▶ _DIRECTIVE_
Sift the material for lines containing "WLAN", and return them.

▶ _DATA EXCERPTS_
■ ■ ■ ■ ■
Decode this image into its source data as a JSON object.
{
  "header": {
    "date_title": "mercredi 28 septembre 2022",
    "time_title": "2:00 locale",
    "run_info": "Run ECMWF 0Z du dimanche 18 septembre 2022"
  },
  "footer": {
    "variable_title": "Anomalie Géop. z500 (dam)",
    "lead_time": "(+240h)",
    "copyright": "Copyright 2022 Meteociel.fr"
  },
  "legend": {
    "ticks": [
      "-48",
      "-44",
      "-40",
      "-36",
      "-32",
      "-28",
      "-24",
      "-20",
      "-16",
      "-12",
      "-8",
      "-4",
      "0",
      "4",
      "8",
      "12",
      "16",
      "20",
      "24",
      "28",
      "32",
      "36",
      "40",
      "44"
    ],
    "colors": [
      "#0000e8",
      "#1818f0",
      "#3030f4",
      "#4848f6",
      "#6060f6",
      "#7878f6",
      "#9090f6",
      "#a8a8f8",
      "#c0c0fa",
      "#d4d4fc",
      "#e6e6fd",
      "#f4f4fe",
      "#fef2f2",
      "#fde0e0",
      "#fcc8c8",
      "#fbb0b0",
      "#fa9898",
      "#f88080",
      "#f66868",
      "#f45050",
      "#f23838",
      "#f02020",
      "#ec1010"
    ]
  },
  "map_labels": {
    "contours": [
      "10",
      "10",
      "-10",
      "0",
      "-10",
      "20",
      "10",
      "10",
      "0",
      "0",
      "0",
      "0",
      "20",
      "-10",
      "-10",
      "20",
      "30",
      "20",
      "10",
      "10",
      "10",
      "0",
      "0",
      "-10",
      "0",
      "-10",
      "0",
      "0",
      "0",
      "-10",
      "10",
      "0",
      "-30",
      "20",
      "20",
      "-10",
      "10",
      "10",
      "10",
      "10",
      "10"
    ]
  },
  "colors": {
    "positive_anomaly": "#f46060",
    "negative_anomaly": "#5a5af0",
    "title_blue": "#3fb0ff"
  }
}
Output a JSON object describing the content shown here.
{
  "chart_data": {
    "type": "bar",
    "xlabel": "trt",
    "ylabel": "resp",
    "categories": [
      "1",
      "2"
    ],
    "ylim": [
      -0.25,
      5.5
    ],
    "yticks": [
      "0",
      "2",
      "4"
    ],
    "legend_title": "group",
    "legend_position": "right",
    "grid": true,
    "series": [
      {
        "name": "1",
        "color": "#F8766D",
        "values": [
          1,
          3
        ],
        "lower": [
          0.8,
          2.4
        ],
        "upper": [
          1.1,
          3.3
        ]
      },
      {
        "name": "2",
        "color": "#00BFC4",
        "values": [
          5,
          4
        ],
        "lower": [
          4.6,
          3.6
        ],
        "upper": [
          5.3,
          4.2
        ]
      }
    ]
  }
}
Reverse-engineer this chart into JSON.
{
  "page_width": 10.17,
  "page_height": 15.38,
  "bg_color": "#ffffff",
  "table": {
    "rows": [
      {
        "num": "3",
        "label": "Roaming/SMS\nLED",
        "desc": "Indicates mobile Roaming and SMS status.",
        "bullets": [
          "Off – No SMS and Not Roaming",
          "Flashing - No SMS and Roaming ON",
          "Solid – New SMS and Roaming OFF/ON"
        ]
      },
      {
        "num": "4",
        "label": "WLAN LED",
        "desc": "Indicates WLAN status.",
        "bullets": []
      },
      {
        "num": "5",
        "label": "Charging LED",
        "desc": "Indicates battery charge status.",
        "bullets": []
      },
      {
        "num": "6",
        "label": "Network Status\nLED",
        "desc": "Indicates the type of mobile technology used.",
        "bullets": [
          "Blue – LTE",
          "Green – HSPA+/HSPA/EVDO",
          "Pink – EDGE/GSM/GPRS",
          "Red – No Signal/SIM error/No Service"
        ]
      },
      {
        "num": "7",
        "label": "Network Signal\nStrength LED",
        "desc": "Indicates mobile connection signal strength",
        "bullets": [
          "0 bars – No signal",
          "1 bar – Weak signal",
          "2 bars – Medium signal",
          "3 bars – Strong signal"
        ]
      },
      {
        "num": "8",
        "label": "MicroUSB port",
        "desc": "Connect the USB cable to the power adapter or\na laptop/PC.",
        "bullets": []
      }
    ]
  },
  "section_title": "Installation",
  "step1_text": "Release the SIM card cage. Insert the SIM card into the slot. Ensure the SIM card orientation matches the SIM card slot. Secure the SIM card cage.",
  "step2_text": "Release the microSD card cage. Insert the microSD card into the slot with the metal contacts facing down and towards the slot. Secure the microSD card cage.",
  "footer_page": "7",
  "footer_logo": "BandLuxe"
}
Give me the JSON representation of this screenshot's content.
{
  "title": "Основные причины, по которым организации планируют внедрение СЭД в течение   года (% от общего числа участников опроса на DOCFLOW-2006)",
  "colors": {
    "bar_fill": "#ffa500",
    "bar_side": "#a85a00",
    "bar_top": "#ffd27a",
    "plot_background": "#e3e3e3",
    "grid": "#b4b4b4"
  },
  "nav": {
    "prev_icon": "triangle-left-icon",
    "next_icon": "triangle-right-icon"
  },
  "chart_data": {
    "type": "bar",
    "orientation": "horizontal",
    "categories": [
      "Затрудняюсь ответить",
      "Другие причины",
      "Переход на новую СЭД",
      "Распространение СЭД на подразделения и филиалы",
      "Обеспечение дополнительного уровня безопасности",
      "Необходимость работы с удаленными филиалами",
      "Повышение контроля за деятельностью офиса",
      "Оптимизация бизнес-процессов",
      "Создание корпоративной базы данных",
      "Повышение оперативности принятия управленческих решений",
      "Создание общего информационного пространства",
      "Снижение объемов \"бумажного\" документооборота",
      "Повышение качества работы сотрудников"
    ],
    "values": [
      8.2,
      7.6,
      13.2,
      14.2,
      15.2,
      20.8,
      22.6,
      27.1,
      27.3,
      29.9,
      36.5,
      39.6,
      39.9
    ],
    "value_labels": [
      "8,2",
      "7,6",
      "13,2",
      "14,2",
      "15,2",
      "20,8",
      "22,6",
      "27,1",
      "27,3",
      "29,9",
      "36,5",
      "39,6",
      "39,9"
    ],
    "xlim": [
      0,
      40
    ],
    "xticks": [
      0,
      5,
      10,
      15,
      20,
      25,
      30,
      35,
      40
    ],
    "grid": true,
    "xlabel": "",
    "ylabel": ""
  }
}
■ ■ ■ ■ ■
▶ _SOLUTION BELOW_
        "label": "WLAN LED",
        "desc": "Indicates WLAN status.",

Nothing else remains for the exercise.